Source extract:
──────────

The Administrative Agent shall apply the cash held in such cash
collateral account to the face amount of such Bankers’
Acceptances at maturity whereupon any cash remaining in such cash
collateral account shall be released by the Administrative Agent to
the Borrower. Upon deposit of such cash collateral as provided
herein, such Bankers’ Acceptances shall not be considered to
be outstanding for any purpose hereunder, including, without
limitation, calculation of Average Utilization and availability
under the Borrowing Limit.
SECTION 2.6 Termination of
Credit Facility .
(a) The Credit Facility shall
terminate on the earliest of (i) May 30, 2007,
(ii) the date of termination by the Borrower pursuant to
Section 2.5 or (iii) the date of termination by
the Administrative Agent on behalf of the Lenders pursuant to
Section 12.2(a) ; provided , that, on an annual
basis the Borrower shall be entitled to request an extension of the
Credit Facility upon the same terms and conditions as contained
herein for an additional 364-day period and thereafter be entitled
to request subsequent extensions for 364-day periods, which request
shall be granted in the Lenders’ discretion and subject to
the provisions of Sections 2.6(b) and (c) ;
provided that the
48
following conditions are satisfied
(A) no Default or Event of Default has occurred and is
continuing, (B) the Credit Facility has not been terminated
pursuant to clause (ii) or (iii) above, (C) the
Borrower provides written notice to the Administrative Agent (the
“ Extension Notice ”) at least ninety
(90) days prior to the then existing Maturity Date (the date
on which such Extension Notice is delivered, the “
Extension Notice Date ”) of its request to extend the
Credit Facility and (D) each of the conditions set forth in
Section 5.3 on the then existing Maturity Date are
satisfied by the Borrower.

──────────

Data segment:
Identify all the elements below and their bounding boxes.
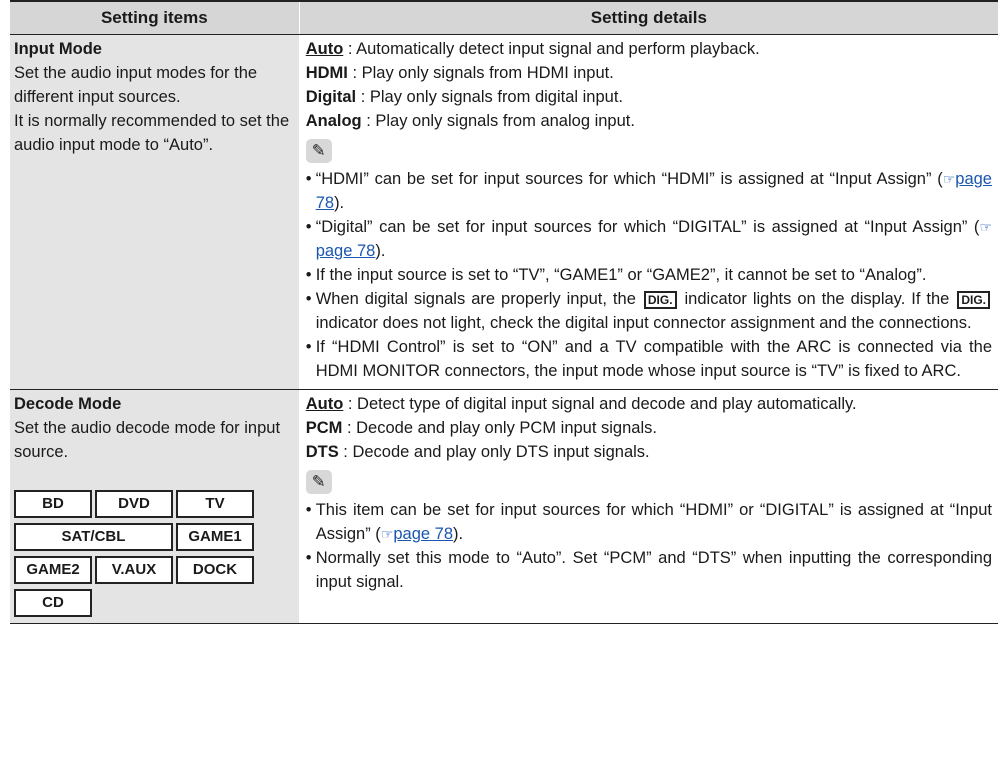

──────────

Job: Please set down the credit facility passage above word for word, beginning at the words "The Administrative Agent shall" and stopping after "Credit Facility .".

Solution for this task:
The Administrative Agent shall apply the cash held in such cash
collateral account to the face amount of such Bankers’
Acceptances at maturity whereupon any cash remaining in such cash
collateral account shall be released by the Administrative Agent to
the Borrower. Upon deposit of such cash collateral as provided
herein, such Bankers’ Acceptances shall not be considered to
be outstanding for any purpose hereunder, including, without
limitation, calculation of Average Utilization and availability
under the Borrowing Limit.
SECTION 2.6 Termination of
Credit Facility .